Exercise description -> Below are records; count the lines in them that hold "anterior" and give only the count.
··········
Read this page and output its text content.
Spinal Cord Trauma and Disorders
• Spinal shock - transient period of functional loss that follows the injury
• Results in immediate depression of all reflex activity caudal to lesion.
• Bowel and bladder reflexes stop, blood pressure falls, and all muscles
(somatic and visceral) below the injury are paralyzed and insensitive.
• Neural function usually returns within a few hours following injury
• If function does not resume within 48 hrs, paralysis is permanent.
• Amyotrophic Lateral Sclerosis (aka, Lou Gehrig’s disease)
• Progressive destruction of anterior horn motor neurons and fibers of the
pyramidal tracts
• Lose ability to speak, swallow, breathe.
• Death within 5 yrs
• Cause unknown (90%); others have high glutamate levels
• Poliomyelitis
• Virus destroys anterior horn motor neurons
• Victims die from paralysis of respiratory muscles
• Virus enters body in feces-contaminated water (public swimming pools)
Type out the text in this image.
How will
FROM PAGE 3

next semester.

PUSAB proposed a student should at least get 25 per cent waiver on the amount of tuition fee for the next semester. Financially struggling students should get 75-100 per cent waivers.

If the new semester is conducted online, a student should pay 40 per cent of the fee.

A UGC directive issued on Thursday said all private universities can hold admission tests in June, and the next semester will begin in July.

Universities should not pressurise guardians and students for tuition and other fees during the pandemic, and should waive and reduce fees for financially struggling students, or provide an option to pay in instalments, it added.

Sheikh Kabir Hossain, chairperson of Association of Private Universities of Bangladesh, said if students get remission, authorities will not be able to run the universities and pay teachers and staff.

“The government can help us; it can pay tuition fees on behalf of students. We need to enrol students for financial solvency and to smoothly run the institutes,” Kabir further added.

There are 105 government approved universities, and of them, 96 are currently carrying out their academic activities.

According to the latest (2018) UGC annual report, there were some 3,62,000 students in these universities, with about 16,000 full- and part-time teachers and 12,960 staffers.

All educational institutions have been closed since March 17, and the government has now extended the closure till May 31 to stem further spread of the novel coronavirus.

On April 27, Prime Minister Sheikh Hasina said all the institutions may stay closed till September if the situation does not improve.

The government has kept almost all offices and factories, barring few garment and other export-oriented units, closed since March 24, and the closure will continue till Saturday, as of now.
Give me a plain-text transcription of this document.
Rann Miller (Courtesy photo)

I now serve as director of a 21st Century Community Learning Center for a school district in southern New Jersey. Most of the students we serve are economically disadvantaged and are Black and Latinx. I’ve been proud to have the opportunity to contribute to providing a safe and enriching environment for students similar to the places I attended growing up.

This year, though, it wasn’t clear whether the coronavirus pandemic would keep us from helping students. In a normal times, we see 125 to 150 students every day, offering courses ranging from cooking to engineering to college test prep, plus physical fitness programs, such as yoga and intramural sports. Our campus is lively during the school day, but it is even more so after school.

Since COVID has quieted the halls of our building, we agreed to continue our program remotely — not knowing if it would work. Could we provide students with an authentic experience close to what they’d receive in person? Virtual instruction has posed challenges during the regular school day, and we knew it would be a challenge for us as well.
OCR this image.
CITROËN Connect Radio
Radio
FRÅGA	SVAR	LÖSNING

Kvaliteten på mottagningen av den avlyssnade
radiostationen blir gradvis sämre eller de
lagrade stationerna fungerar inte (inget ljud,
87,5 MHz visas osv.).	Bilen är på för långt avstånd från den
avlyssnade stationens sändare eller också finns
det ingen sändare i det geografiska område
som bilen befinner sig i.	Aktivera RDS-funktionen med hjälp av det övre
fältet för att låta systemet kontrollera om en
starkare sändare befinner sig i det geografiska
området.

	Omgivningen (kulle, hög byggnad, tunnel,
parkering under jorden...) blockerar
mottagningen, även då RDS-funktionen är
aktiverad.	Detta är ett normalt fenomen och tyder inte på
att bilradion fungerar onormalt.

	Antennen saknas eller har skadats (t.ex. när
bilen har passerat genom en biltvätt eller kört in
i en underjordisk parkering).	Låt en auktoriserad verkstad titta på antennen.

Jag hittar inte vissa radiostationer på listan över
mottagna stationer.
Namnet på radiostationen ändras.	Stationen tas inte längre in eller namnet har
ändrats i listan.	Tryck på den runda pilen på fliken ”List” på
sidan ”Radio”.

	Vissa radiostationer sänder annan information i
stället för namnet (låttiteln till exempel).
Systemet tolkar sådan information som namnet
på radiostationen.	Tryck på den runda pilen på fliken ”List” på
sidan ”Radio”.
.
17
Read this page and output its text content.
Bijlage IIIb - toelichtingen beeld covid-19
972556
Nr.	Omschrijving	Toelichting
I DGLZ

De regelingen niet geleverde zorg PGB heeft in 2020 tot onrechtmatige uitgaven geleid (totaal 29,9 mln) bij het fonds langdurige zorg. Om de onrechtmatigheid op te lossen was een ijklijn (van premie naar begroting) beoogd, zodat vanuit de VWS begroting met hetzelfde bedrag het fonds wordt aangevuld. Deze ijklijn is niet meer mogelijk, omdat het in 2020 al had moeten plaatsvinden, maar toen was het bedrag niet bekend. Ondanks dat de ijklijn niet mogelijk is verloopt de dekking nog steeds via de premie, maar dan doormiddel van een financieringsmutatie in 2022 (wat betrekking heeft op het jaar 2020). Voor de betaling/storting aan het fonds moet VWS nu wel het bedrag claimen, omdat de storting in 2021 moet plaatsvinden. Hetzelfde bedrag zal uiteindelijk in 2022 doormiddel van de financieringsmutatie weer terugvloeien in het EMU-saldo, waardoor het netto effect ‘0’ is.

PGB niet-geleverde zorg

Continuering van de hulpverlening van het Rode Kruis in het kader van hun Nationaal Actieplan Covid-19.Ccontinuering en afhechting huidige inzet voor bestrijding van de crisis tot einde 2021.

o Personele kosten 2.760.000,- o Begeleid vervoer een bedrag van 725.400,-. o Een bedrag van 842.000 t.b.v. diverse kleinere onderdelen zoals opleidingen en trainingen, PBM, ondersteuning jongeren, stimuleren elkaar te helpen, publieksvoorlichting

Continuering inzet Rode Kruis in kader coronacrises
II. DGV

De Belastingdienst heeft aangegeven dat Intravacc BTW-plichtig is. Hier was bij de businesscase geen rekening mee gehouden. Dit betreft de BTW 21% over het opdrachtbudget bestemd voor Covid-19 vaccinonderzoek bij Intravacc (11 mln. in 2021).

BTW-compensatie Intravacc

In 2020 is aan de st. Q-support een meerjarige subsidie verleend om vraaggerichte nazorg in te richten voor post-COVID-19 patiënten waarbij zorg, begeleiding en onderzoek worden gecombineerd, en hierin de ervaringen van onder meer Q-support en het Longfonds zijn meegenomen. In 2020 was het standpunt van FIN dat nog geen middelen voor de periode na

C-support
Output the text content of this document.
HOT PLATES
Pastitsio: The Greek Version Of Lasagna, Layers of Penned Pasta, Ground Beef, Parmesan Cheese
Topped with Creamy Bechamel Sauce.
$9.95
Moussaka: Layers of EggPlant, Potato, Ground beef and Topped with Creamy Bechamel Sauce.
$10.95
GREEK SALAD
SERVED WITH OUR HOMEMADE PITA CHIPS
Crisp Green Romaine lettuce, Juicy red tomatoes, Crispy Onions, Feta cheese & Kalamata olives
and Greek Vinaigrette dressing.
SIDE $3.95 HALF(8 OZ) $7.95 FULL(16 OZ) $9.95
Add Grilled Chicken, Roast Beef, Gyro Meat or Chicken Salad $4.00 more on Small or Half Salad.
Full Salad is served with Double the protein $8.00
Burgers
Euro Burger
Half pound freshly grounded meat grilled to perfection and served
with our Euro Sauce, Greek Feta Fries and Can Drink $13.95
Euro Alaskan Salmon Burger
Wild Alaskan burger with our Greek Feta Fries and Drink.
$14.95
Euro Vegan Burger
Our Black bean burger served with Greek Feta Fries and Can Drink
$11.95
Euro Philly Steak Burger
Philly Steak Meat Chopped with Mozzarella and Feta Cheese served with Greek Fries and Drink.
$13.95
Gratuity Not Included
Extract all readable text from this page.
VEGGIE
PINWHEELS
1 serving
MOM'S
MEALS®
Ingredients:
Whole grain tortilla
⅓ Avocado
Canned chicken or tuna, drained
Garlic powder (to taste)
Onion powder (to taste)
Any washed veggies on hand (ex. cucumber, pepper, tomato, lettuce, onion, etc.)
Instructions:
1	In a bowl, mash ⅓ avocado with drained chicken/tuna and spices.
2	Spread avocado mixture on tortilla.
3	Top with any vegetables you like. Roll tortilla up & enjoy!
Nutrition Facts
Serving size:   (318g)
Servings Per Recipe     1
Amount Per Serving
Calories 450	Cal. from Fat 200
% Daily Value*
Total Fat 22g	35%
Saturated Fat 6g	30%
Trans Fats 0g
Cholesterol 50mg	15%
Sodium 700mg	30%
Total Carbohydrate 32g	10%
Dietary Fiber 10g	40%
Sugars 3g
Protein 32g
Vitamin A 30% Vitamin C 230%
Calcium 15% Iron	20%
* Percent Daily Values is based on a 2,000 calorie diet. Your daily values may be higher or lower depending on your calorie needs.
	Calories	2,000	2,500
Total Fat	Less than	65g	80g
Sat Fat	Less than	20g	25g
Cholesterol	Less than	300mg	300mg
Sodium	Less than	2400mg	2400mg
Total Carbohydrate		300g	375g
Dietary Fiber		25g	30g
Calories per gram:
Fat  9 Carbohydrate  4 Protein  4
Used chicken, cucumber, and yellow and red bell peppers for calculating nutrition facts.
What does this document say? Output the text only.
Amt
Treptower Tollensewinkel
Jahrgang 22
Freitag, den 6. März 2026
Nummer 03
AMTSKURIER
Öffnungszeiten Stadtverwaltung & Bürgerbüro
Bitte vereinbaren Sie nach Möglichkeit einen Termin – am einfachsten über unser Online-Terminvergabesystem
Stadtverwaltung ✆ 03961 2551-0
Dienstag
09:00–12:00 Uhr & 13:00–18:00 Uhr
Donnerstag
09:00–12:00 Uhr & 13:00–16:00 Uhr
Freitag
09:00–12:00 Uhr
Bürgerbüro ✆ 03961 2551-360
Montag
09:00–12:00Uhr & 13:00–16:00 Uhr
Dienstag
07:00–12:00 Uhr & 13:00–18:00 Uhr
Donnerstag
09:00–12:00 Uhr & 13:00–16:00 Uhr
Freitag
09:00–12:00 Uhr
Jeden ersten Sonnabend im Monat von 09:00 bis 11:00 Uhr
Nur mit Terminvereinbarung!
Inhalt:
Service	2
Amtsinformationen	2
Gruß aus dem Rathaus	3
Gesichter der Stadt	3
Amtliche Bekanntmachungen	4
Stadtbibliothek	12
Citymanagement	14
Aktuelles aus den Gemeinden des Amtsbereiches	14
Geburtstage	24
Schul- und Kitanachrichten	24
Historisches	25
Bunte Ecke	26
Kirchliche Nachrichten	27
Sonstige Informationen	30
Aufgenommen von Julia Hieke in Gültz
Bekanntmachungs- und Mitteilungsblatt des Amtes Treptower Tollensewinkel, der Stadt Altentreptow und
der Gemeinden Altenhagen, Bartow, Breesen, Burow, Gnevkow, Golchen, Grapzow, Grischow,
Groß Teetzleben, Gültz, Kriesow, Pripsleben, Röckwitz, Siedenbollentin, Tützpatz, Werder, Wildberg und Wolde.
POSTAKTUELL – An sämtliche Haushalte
··········
Exercise response -> 2